■ SET EXERCISE
Retype all the records with nothing changed.

■ LISTING
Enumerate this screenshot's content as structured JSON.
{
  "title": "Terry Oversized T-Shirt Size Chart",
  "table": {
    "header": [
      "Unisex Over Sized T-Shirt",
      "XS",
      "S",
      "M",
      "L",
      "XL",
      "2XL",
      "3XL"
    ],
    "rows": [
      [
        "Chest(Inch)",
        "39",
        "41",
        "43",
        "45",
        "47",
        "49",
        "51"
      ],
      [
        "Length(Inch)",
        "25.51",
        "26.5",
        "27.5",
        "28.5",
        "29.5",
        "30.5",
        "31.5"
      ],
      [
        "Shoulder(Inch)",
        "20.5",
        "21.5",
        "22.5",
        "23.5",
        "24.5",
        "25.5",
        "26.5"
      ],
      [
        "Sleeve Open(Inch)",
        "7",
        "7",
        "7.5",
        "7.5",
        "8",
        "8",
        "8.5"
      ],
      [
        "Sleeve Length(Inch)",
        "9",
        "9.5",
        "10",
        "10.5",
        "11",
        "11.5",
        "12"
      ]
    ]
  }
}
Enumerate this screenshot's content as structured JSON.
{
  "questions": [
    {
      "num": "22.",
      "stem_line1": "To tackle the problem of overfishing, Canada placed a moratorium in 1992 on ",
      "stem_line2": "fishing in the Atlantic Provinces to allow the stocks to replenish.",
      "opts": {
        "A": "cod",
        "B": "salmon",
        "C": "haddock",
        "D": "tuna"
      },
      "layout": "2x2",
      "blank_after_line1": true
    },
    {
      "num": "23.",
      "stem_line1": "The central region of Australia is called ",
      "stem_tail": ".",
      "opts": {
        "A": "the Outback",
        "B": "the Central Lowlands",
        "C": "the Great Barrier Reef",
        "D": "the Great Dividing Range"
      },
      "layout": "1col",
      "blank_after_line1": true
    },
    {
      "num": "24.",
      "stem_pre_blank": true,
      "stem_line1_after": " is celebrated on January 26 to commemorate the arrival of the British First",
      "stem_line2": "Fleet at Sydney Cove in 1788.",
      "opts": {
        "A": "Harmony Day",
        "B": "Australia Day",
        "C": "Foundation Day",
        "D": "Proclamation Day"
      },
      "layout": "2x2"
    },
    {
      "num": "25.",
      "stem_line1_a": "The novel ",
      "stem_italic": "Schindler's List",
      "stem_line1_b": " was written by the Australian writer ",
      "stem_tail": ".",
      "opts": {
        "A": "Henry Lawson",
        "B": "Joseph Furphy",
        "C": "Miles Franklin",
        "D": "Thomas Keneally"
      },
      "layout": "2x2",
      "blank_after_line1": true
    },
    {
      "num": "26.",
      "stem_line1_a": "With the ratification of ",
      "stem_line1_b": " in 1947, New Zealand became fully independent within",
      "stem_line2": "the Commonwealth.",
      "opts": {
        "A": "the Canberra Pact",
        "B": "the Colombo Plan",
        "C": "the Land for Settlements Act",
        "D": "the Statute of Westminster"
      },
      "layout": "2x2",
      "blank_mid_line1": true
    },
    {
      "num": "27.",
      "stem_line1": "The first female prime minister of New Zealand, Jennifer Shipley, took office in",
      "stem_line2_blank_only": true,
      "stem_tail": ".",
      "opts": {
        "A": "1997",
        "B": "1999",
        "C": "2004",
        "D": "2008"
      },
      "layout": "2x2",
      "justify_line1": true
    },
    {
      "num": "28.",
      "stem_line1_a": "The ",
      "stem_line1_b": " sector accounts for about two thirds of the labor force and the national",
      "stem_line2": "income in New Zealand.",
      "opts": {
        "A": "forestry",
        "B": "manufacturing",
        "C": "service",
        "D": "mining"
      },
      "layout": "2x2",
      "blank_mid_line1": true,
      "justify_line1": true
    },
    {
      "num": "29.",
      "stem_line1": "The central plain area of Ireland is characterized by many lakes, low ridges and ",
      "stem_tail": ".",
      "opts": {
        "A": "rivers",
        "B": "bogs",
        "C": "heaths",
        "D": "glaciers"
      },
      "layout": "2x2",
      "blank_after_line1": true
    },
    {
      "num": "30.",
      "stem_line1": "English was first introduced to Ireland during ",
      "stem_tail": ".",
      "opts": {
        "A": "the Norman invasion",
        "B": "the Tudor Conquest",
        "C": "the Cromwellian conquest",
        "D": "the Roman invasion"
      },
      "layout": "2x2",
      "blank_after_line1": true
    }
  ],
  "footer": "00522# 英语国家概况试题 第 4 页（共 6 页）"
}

■ WRITTEN ANSWER
Enumerate this screenshot's content as structured JSON.
{
  "title": "Terry Oversized T-Shirt Size Chart",
  "table": {
    "header": [
      "Unisex Over Sized T-Shirt",
      "XS",
      "S",
      "M",
      "L",
      "XL",
      "2XL",
      "3XL"
    ],
    "rows": [
      [
        "Chest(Inch)",
        "39",
        "41",
        "43",
        "45",
        "47",
        "49",
        "51"
      ],
      [
        "Length(Inch)",
        "25.51",
        "26.5",
        "27.5",
        "28.5",
        "29.5",
        "30.5",
        "31.5"
      ],
      [
        "Shoulder(Inch)",
        "20.5",
        "21.5",
        "22.5",
        "23.5",
        "24.5",
        "25.5",
        "26.5"
      ],
      [
        "Sleeve Open(Inch)",
        "7",
        "7",
        "7.5",
        "7.5",
        "8",
        "8",
        "8.5"
      ],
      [
        "Sleeve Length(Inch)",
        "9",
        "9.5",
        "10",
        "10.5",
        "11",
        "11.5",
        "12"
      ]
    ]
  }
}
Enumerate this screenshot's content as structured JSON.
{
  "questions": [
    {
      "num": "22.",
      "stem_line1": "To tackle the problem of overfishing, Canada placed a moratorium in 1992 on ",
      "stem_line2": "fishing in the Atlantic Provinces to allow the stocks to replenish.",
      "opts": {
        "A": "cod",
        "B": "salmon",
        "C": "haddock",
        "D": "tuna"
      },
      "layout": "2x2",
      "blank_after_line1": true
    },
    {
      "num": "23.",
      "stem_line1": "The central region of Australia is called ",
      "stem_tail": ".",
      "opts": {
        "A": "the Outback",
        "B": "the Central Lowlands",
        "C": "the Great Barrier Reef",
        "D": "the Great Dividing Range"
      },
      "layout": "1col",
      "blank_after_line1": true
    },
    {
      "num": "24.",
      "stem_pre_blank": true,
      "stem_line1_after": " is celebrated on January 26 to commemorate the arrival of the British First",
      "stem_line2": "Fleet at Sydney Cove in 1788.",
      "opts": {
        "A": "Harmony Day",
        "B": "Australia Day",
        "C": "Foundation Day",
        "D": "Proclamation Day"
      },
      "layout": "2x2"
    },
    {
      "num": "25.",
      "stem_line1_a": "The novel ",
      "stem_italic": "Schindler's List",
      "stem_line1_b": " was written by the Australian writer ",
      "stem_tail": ".",
      "opts": {
        "A": "Henry Lawson",
        "B": "Joseph Furphy",
        "C": "Miles Franklin",
        "D": "Thomas Keneally"
      },
      "layout": "2x2",
      "blank_after_line1": true
    },
    {
      "num": "26.",
      "stem_line1_a": "With the ratification of ",
      "stem_line1_b": " in 1947, New Zealand became fully independent within",
      "stem_line2": "the Commonwealth.",
      "opts": {
        "A": "the Canberra Pact",
        "B": "the Colombo Plan",
        "C": "the Land for Settlements Act",
        "D": "the Statute of Westminster"
      },
      "layout": "2x2",
      "blank_mid_line1": true
    },
    {
      "num": "27.",
      "stem_line1": "The first female prime minister of New Zealand, Jennifer Shipley, took office in",
      "stem_line2_blank_only": true,
      "stem_tail": ".",
      "opts": {
        "A": "1997",
        "B": "1999",
        "C": "2004",
        "D": "2008"
      },
      "layout": "2x2",
      "justify_line1": true
    },
    {
      "num": "28.",
      "stem_line1_a": "The ",
      "stem_line1_b": " sector accounts for about two thirds of the labor force and the national",
      "stem_line2": "income in New Zealand.",
      "opts": {
        "A": "forestry",
        "B": "manufacturing",
        "C": "service",
        "D": "mining"
      },
      "layout": "2x2",
      "blank_mid_line1": true,
      "justify_line1": true
    },
    {
      "num": "29.",
      "stem_line1": "The central plain area of Ireland is characterized by many lakes, low ridges and ",
      "stem_tail": ".",
      "opts": {
        "A": "rivers",
        "B": "bogs",
        "C": "heaths",
        "D": "glaciers"
      },
      "layout": "2x2",
      "blank_after_line1": true
    },
    {
      "num": "30.",
      "stem_line1": "English was first introduced to Ireland during ",
      "stem_tail": ".",
      "opts": {
        "A": "the Norman invasion",
        "B": "the Tudor Conquest",
        "C": "the Cromwellian conquest",
        "D": "the Roman invasion"
      },
      "layout": "2x2",
      "blank_after_line1": true
    }
  ],
  "footer": "00522# 英语国家概况试题 第 4 页（共 6 页）"
}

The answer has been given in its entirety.